Filter the listing and keep only the lines with the word "accurate".

>> START STORED DATA

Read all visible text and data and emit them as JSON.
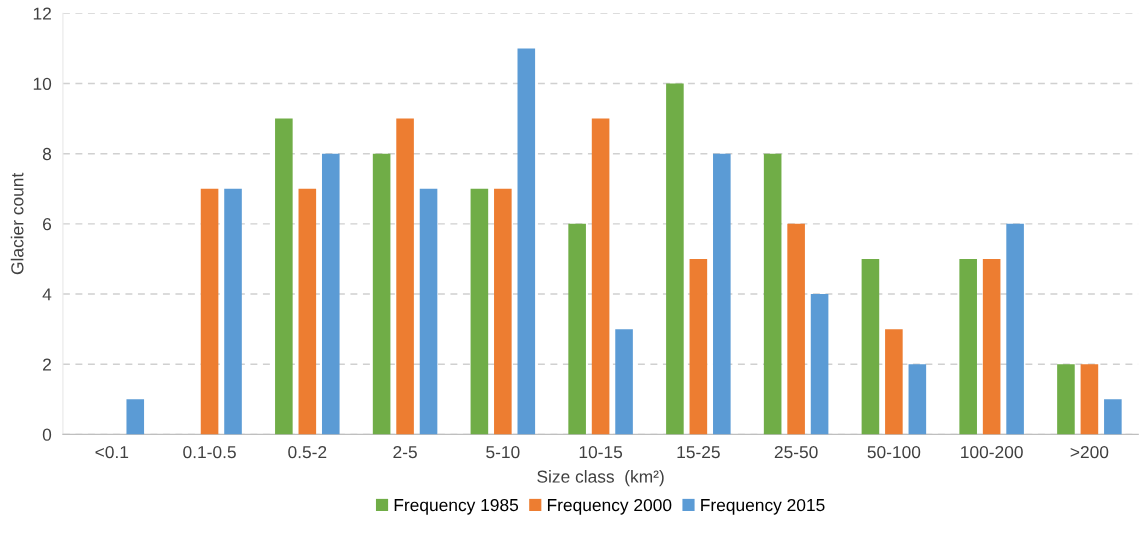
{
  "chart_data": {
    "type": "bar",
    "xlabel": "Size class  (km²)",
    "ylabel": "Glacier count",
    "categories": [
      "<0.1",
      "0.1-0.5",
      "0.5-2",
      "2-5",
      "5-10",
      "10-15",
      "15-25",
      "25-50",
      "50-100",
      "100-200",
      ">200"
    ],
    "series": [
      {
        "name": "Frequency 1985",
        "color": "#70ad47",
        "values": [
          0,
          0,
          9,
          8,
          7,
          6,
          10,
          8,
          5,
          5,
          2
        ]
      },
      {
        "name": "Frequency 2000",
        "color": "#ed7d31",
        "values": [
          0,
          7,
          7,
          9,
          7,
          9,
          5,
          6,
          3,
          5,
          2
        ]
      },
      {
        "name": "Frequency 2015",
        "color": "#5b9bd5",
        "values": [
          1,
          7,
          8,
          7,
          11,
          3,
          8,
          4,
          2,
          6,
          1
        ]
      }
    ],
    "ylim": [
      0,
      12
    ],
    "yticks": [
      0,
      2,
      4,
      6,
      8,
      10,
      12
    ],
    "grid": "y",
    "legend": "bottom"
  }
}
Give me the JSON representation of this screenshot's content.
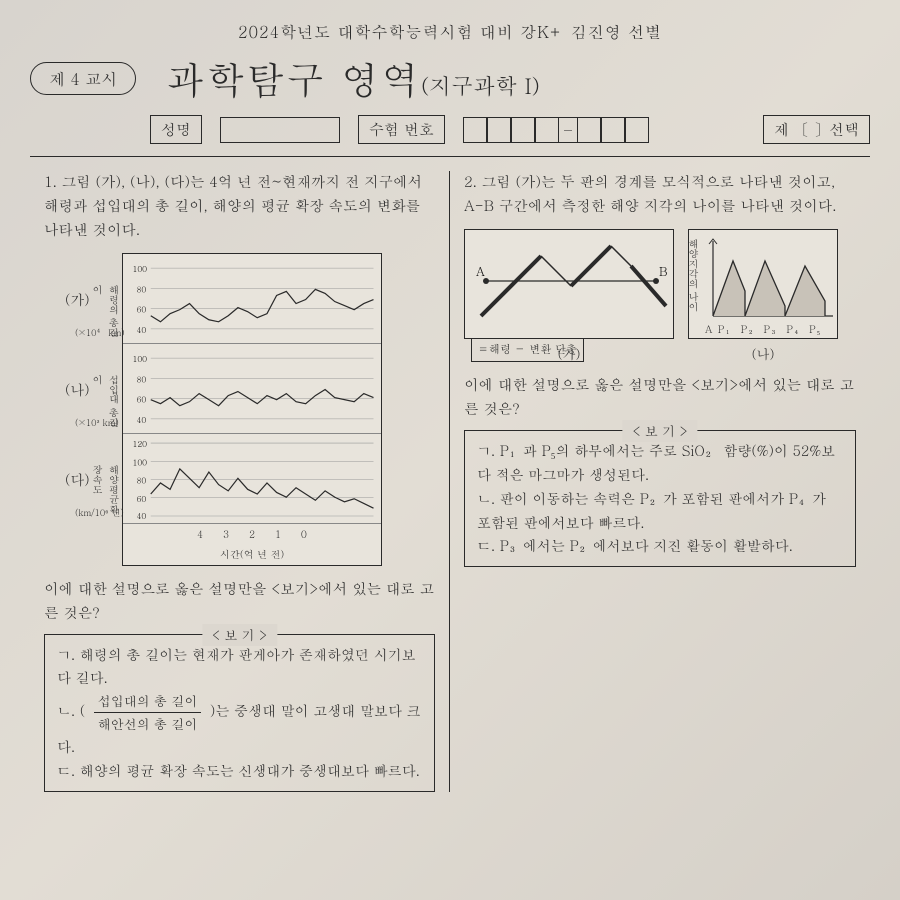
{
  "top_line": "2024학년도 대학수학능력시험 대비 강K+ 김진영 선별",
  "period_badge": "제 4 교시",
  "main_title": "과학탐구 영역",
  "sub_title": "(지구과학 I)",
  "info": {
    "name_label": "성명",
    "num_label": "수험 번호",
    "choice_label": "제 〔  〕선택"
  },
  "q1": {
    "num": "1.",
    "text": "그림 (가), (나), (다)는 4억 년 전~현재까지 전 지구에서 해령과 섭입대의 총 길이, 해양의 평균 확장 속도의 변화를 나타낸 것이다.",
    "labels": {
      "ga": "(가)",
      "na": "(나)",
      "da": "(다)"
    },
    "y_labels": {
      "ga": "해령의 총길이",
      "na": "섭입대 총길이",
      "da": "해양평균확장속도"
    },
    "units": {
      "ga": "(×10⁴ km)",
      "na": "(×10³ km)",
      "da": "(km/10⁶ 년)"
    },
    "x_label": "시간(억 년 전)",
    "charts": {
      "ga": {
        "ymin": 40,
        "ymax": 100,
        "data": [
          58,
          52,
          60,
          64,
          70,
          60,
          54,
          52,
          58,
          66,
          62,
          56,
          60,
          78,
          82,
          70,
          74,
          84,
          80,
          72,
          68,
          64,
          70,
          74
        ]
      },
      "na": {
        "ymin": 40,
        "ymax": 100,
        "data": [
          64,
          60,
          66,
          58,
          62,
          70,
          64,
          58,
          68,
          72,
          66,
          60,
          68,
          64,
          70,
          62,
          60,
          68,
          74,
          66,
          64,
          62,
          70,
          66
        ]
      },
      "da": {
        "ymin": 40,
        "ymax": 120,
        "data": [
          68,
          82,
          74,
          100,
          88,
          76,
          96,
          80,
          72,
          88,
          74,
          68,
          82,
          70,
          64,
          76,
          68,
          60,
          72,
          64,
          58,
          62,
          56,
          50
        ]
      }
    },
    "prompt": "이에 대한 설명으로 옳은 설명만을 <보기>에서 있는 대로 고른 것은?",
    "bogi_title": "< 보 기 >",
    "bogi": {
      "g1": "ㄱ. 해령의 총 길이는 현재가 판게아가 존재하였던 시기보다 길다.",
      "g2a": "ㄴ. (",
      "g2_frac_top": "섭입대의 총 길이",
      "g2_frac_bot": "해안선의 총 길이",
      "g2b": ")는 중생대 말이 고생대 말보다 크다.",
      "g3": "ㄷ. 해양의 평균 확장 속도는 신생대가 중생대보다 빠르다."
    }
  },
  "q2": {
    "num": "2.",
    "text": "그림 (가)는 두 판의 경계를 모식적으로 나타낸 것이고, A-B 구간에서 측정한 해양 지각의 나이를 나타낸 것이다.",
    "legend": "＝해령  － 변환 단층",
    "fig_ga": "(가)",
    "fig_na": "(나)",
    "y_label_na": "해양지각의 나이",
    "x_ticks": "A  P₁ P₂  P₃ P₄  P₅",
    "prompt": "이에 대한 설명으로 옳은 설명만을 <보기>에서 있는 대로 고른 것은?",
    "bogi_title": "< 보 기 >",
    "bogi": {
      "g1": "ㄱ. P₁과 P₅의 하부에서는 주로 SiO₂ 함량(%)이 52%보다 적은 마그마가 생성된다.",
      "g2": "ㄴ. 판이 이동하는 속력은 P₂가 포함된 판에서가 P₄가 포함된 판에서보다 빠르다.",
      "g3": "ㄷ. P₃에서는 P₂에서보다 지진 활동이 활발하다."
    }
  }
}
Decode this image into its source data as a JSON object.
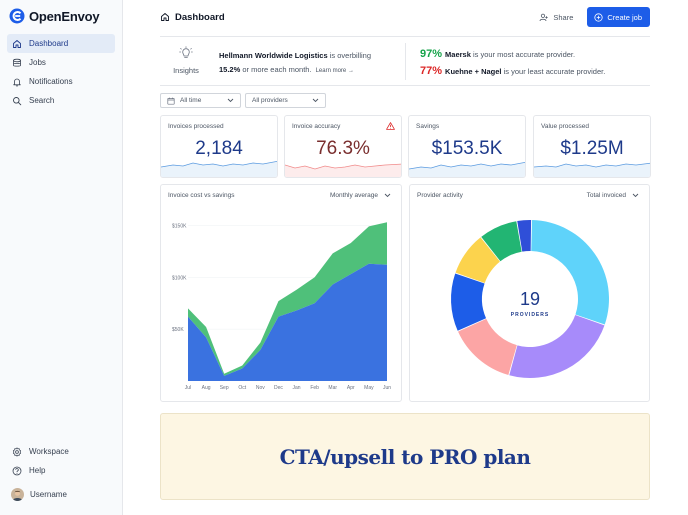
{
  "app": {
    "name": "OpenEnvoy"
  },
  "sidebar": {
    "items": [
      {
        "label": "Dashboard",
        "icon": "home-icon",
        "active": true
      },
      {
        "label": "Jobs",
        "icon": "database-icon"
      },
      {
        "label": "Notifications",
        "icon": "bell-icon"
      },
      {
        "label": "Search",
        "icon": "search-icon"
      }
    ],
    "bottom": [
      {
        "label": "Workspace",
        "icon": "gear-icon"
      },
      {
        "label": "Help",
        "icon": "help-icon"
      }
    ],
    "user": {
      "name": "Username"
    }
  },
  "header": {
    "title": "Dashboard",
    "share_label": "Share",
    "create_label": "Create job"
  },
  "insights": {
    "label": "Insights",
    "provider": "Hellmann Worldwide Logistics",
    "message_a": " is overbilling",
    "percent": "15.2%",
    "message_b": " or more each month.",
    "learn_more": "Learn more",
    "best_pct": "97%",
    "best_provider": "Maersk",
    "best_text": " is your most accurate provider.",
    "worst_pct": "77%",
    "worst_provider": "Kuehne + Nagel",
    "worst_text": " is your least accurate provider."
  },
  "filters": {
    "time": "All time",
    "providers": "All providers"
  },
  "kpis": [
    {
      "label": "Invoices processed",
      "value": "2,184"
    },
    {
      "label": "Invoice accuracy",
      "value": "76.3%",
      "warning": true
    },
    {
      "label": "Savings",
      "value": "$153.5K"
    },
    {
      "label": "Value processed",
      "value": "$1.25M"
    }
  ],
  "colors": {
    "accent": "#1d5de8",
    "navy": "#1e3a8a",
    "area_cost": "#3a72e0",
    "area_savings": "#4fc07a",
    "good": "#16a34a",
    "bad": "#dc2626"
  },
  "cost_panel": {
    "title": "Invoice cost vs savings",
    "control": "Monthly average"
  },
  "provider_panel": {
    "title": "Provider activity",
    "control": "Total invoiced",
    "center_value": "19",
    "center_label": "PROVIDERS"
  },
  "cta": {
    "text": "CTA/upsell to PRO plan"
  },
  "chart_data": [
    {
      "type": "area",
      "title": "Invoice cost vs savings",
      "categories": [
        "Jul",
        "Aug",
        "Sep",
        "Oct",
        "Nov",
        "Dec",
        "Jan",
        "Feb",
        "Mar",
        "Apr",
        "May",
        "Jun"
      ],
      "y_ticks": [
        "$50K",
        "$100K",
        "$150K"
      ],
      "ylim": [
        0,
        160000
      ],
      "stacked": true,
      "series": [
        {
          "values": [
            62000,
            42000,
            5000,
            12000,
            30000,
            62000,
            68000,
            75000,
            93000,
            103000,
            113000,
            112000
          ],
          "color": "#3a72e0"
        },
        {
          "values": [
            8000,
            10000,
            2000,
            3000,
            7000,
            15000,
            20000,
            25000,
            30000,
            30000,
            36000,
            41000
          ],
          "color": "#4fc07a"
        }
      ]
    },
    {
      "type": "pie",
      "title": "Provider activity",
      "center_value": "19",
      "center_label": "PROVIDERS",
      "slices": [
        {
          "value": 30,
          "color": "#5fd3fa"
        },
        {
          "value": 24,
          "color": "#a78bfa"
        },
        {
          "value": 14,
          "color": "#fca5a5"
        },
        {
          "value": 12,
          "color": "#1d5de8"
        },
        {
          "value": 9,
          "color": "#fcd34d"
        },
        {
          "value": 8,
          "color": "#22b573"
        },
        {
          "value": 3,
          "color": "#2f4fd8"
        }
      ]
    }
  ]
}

>> END STORED DATA

● **COMPLETE ANSWER**
    "best_text": " is your most accurate provider.",
    "worst_text": " is your least accurate provider."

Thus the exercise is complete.